Written request
Write down each entry again, exactly as it reads.

┌──

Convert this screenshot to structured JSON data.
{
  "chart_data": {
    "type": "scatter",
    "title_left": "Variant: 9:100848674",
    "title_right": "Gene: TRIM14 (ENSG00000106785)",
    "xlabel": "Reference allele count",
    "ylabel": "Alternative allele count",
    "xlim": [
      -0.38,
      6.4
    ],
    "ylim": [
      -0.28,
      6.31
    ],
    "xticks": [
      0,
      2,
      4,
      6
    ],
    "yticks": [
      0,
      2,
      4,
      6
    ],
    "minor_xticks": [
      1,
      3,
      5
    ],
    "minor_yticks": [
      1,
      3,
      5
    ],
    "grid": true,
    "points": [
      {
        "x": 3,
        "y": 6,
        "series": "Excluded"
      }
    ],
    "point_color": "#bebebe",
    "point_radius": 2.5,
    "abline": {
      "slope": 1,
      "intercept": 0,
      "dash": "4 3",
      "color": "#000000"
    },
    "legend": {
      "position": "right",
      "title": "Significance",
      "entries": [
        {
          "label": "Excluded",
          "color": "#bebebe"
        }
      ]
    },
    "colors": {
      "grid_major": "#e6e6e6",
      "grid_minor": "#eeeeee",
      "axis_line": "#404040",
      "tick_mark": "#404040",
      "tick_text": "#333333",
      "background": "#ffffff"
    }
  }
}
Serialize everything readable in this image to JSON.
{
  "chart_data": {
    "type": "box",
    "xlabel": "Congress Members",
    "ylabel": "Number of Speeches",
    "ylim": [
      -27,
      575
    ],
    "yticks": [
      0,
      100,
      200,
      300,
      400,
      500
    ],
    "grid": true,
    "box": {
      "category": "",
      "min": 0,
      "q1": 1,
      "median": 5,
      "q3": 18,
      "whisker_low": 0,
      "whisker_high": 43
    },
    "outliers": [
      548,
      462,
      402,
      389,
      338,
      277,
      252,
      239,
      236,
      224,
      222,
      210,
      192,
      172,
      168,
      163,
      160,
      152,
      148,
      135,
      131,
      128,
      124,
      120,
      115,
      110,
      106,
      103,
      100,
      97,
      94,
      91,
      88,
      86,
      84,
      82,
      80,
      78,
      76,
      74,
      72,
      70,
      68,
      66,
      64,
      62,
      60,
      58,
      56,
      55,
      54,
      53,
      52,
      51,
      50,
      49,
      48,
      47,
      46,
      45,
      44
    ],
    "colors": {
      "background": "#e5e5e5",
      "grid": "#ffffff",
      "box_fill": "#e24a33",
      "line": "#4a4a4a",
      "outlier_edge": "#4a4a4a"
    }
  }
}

└──

Final result
Convert this screenshot to structured JSON data.
{
  "chart_data": {
    "type": "scatter",
    "title_left": "Variant: 9:100848674",
    "title_right": "Gene: TRIM14 (ENSG00000106785)",
    "xlabel": "Reference allele count",
    "ylabel": "Alternative allele count",
    "xlim": [
      -0.38,
      6.4
    ],
    "ylim": [
      -0.28,
      6.31
    ],
    "xticks": [
      0,
      2,
      4,
      6
    ],
    "yticks": [
      0,
      2,
      4,
      6
    ],
    "minor_xticks": [
      1,
      3,
      5
    ],
    "minor_yticks": [
      1,
      3,
      5
    ],
    "grid": true,
    "points": [
      {
        "x": 3,
        "y": 6,
        "series": "Excluded"
      }
    ],
    "point_color": "#bebebe",
    "point_radius": 2.5,
    "abline": {
      "slope": 1,
      "intercept": 0,
      "dash": "4 3",
      "color": "#000000"
    },
    "legend": {
      "position": "right",
      "title": "Significance",
      "entries": [
        {
          "label": "Excluded",
          "color": "#bebebe"
        }
      ]
    },
    "colors": {
      "grid_major": "#e6e6e6",
      "grid_minor": "#eeeeee",
      "axis_line": "#404040",
      "tick_mark": "#404040",
      "tick_text": "#333333",
      "background": "#ffffff"
    }
  }
}
Serialize everything readable in this image to JSON.
{
  "chart_data": {
    "type": "box",
    "xlabel": "Congress Members",
    "ylabel": "Number of Speeches",
    "ylim": [
      -27,
      575
    ],
    "yticks": [
      0,
      100,
      200,
      300,
      400,
      500
    ],
    "grid": true,
    "box": {
      "category": "",
      "min": 0,
      "q1": 1,
      "median": 5,
      "q3": 18,
      "whisker_low": 0,
      "whisker_high": 43
    },
    "outliers": [
      548,
      462,
      402,
      389,
      338,
      277,
      252,
      239,
      236,
      224,
      222,
      210,
      192,
      172,
      168,
      163,
      160,
      152,
      148,
      135,
      131,
      128,
      124,
      120,
      115,
      110,
      106,
      103,
      100,
      97,
      94,
      91,
      88,
      86,
      84,
      82,
      80,
      78,
      76,
      74,
      72,
      70,
      68,
      66,
      64,
      62,
      60,
      58,
      56,
      55,
      54,
      53,
      52,
      51,
      50,
      49,
      48,
      47,
      46,
      45,
      44
    ],
    "colors": {
      "background": "#e5e5e5",
      "grid": "#ffffff",
      "box_fill": "#e24a33",
      "line": "#4a4a4a",
      "outlier_edge": "#4a4a4a"
    }
  }
}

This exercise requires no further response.